>> Start DATA PROVIDED

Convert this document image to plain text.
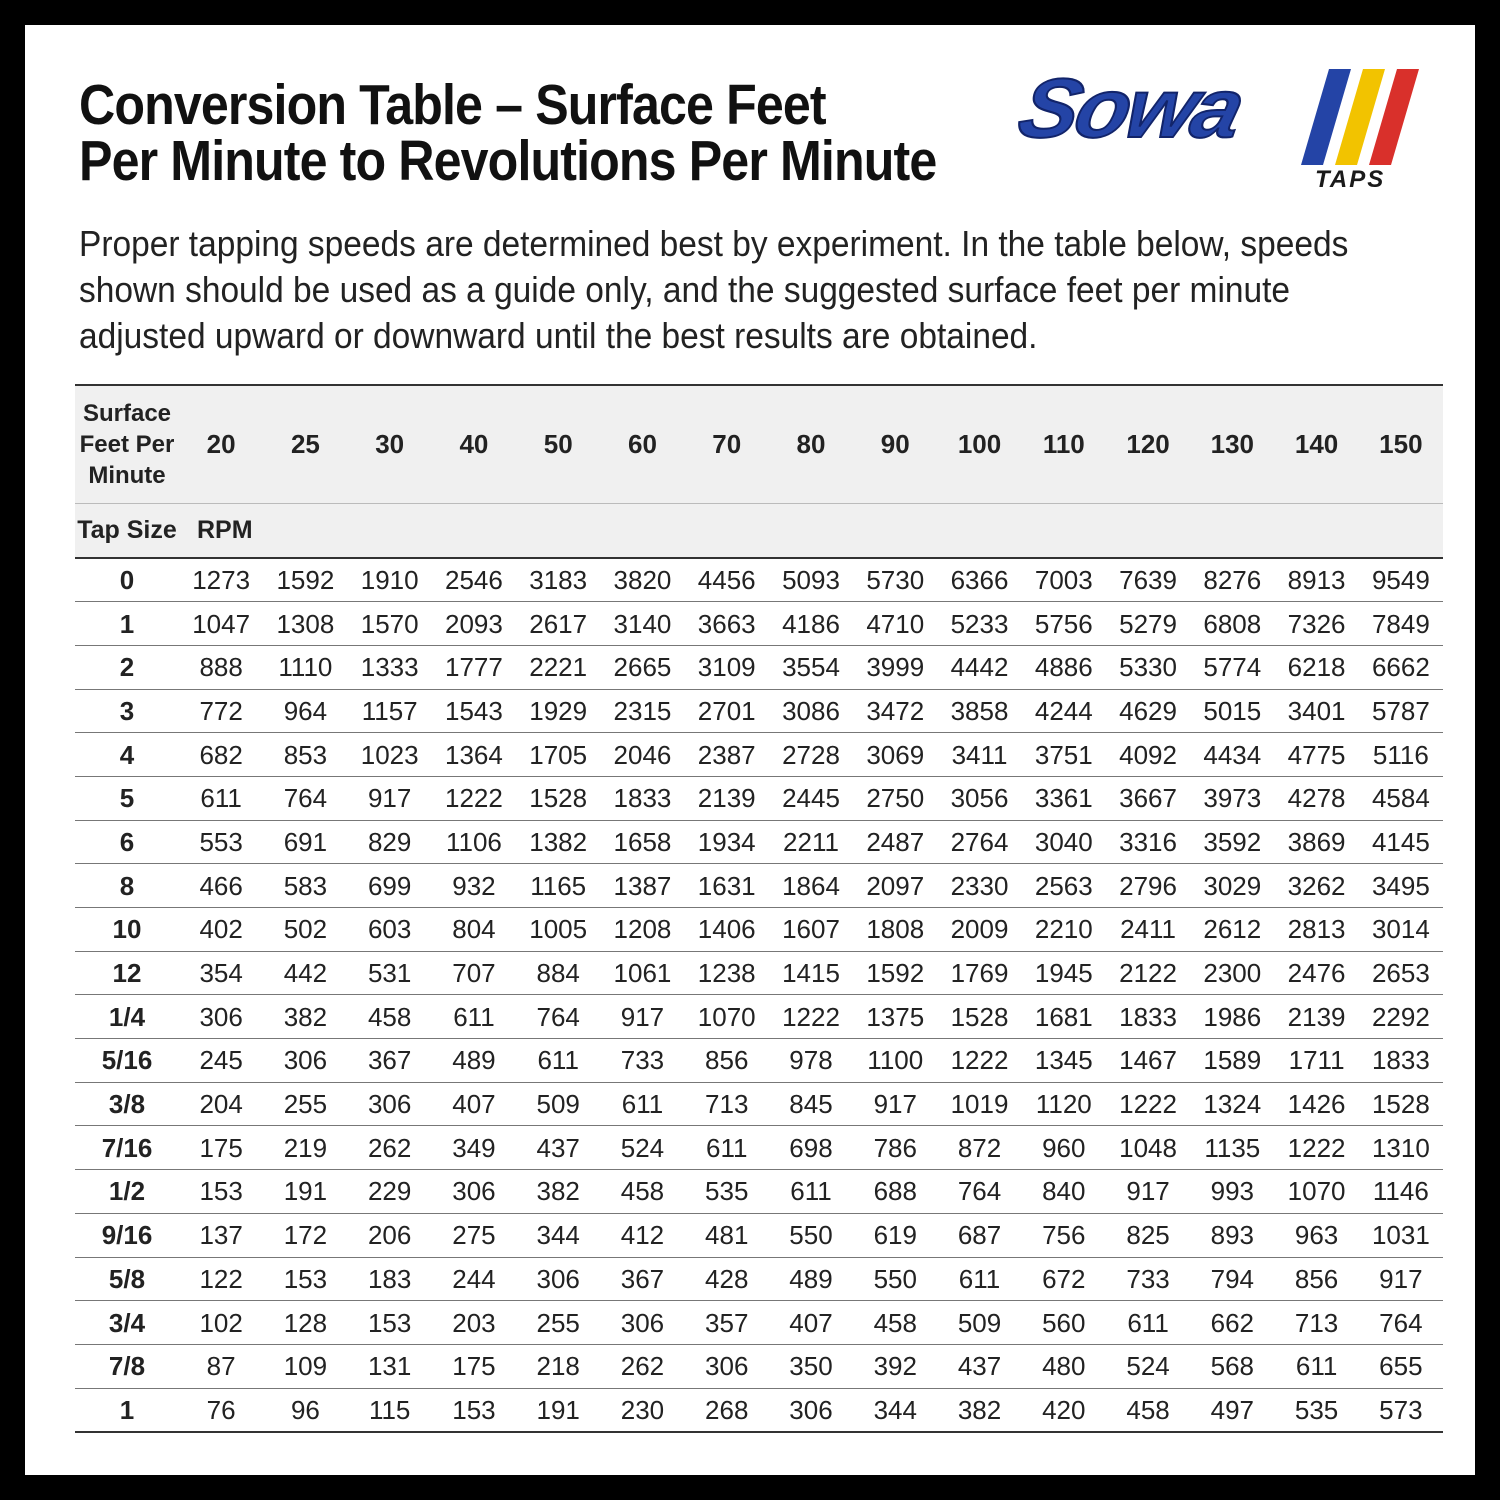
Conversion Table – Surface Feet
Per Minute to Revolutions Per Minute
Sowa
TAPS

Proper tapping speeds are determined best by experiment. In the table below, speeds shown should be used as a guide only, and the suggested surface feet per minute adjusted upward or downward until the best results are obtained.

Surface Feet Per Minute	20	25	30	40	50	60	70	80	90	100	110	120	130	140	150
Tap Size	RPM														
0	1273	1592	1910	2546	3183	3820	4456	5093	5730	6366	7003	7639	8276	8913	9549
1	1047	1308	1570	2093	2617	3140	3663	4186	4710	5233	5756	5279	6808	7326	7849
2	888	1110	1333	1777	2221	2665	3109	3554	3999	4442	4886	5330	5774	6218	6662
3	772	964	1157	1543	1929	2315	2701	3086	3472	3858	4244	4629	5015	3401	5787
4	682	853	1023	1364	1705	2046	2387	2728	3069	3411	3751	4092	4434	4775	5116
5	611	764	917	1222	1528	1833	2139	2445	2750	3056	3361	3667	3973	4278	4584
6	553	691	829	1106	1382	1658	1934	2211	2487	2764	3040	3316	3592	3869	4145
8	466	583	699	932	1165	1387	1631	1864	2097	2330	2563	2796	3029	3262	3495
10	402	502	603	804	1005	1208	1406	1607	1808	2009	2210	2411	2612	2813	3014
12	354	442	531	707	884	1061	1238	1415	1592	1769	1945	2122	2300	2476	2653
1/4	306	382	458	611	764	917	1070	1222	1375	1528	1681	1833	1986	2139	2292
5/16	245	306	367	489	611	733	856	978	1100	1222	1345	1467	1589	1711	1833
3/8	204	255	306	407	509	611	713	845	917	1019	1120	1222	1324	1426	1528
7/16	175	219	262	349	437	524	611	698	786	872	960	1048	1135	1222	1310
1/2	153	191	229	306	382	458	535	611	688	764	840	917	993	1070	1146
9/16	137	172	206	275	344	412	481	550	619	687	756	825	893	963	1031
5/8	122	153	183	244	306	367	428	489	550	611	672	733	794	856	917
3/4	102	128	153	203	255	306	357	407	458	509	560	611	662	713	764
7/8	87	109	131	175	218	262	306	350	392	437	480	524	568	611	655
1	76	96	115	153	191	230	268	306	344	382	420	458	497	535	573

>> End DATA PROVIDED

**SHORT PROBLEM**
Copy each line above precisely, dropping the pictures.

**WRITTEN RESPONSE**
Convert this document image to plain text.
Conversion Table – Surface Feet
Per Minute to Revolutions Per Minute
Sowa
TAPS

Proper tapping speeds are determined best by experiment. In the table below, speeds shown should be used as a guide only, and the suggested surface feet per minute adjusted upward or downward until the best results are obtained.

Surface Feet Per Minute	20	25	30	40	50	60	70	80	90	100	110	120	130	140	150
Tap Size	RPM														
0	1273	1592	1910	2546	3183	3820	4456	5093	5730	6366	7003	7639	8276	8913	9549
1	1047	1308	1570	2093	2617	3140	3663	4186	4710	5233	5756	5279	6808	7326	7849
2	888	1110	1333	1777	2221	2665	3109	3554	3999	4442	4886	5330	5774	6218	6662
3	772	964	1157	1543	1929	2315	2701	3086	3472	3858	4244	4629	5015	3401	5787
4	682	853	1023	1364	1705	2046	2387	2728	3069	3411	3751	4092	4434	4775	5116
5	611	764	917	1222	1528	1833	2139	2445	2750	3056	3361	3667	3973	4278	4584
6	553	691	829	1106	1382	1658	1934	2211	2487	2764	3040	3316	3592	3869	4145
8	466	583	699	932	1165	1387	1631	1864	2097	2330	2563	2796	3029	3262	3495
10	402	502	603	804	1005	1208	1406	1607	1808	2009	2210	2411	2612	2813	3014
12	354	442	531	707	884	1061	1238	1415	1592	1769	1945	2122	2300	2476	2653
1/4	306	382	458	611	764	917	1070	1222	1375	1528	1681	1833	1986	2139	2292
5/16	245	306	367	489	611	733	856	978	1100	1222	1345	1467	1589	1711	1833
3/8	204	255	306	407	509	611	713	845	917	1019	1120	1222	1324	1426	1528
7/16	175	219	262	349	437	524	611	698	786	872	960	1048	1135	1222	1310
1/2	153	191	229	306	382	458	535	611	688	764	840	917	993	1070	1146
9/16	137	172	206	275	344	412	481	550	619	687	756	825	893	963	1031
5/8	122	153	183	244	306	367	428	489	550	611	672	733	794	856	917
3/4	102	128	153	203	255	306	357	407	458	509	560	611	662	713	764
7/8	87	109	131	175	218	262	306	350	392	437	480	524	568	611	655
1	76	96	115	153	191	230	268	306	344	382	420	458	497	535	573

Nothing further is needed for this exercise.